[Records from a dataset]
>> start

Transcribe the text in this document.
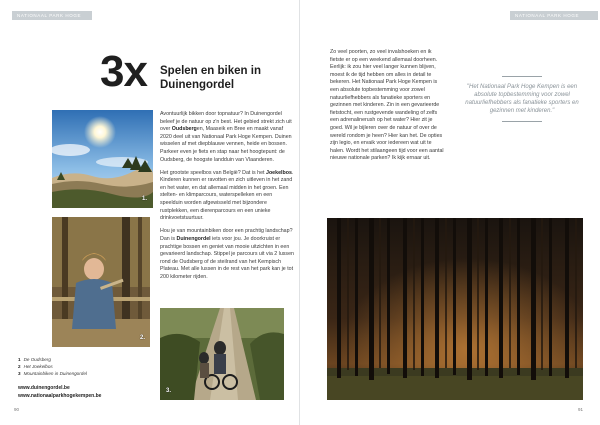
NATIONAAL PARK HOGE KEMPEN
3x Spelen en biken in
Duinengordel
1.
2.
3.

Avontuurlijk bikken door topnatuur? In Duinengordel beleef je de natuur op z'n best. Het gebied strekt zich uit over Oudsbergen, Maaseik en Bree en maakt vanaf 2020 deel uit van Nationaal Park Hoge Kempen. Duinen wisselen af met diepblauwe vennen, heide en bossen. Parkeer even je fiets en stap naar het hoogtepunt: de Oudsberg, de hoogste landduin van Vlaanderen.

Het grootste speelbos van België? Dat is het Joekelbos. Kinderen kunnen er ravotten en zich uitleven in het zand en het water, en dat allemaal midden in het groen. Een stelten- en klimparcours, waterspelleken en een speelduin worden afgewisseld met bijzondere rustplekken, een dierenparcours en een unieke drinkvoetstuurtuur.

Hou je van mountainbiken door een prachtig landschap? Dan is Duinengordel iets voor jou. Je doorkruist er prachtige bossen en geniet van mooie uitzichten in een gevarieerd landschap. Stippel je parcours uit via 2 lussen rond de Oudsberg of de steilrand van het Kempisch Plateau. Met alle lussen in de rest van het park kan je tot 200 kilometer rijden.

1 De Oudsberg
2 Het Joekelbos
3 Mountainbiken in Duinengordel
www.duinengordel.be
www.nationaalparkhogekempen.be
90
NATIONAAL PARK HOGE KEMPEN

Zo veel poorten, zo veel invalshoeken en ik fietste er op een weekend allemaal doorheen. Eerlijk: ik zou hier veel langer kunnen blijven, moest ik de tijd hebben om alles in detail te bekeren. Het Nationaal Park Hoge Kempen is een absolute topbestemming voor zowel natuurliefhebbers als fanatieke sporters en gezinnen met kinderen. Zin in een gevarieerde fietstocht, een rustgevende wandeling of zelfs een adrenalinerush op het water? Hier zit je goed. Wil je bijleren over de natuur of over de wereld rondom je heen? Hier kan het. De opties zijn legio, en ervaik voor iedereen wat uit te halen. Wordt het stilaangeen tijd voor een aantal nieuwe nationale parken? Ik kijk ernaar uit.

"Het Nationaal Park Hoge Kempen is een absolute topbestemming voor zowel natuurliefhebbers als fanatieke sporters en gezinnen met kinderen."
91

>> end

▶ **Aim of the task**
Gather all lines from the listing above in which "Joekelbos" occurs.

▶ **Problem solution**
Het grootste speelbos van België? Dat is het Joekelbos. Kinderen kunnen er ravotten en zich uitleven in het zand en het water, en dat allemaal midden in het groen. Een stelten- en klimparcours, waterspelleken en een speelduin worden afgewisseld met bijzondere rustplekken, een dierenparcours en een unieke drinkvoetstuurtuur.
2 Het Joekelbos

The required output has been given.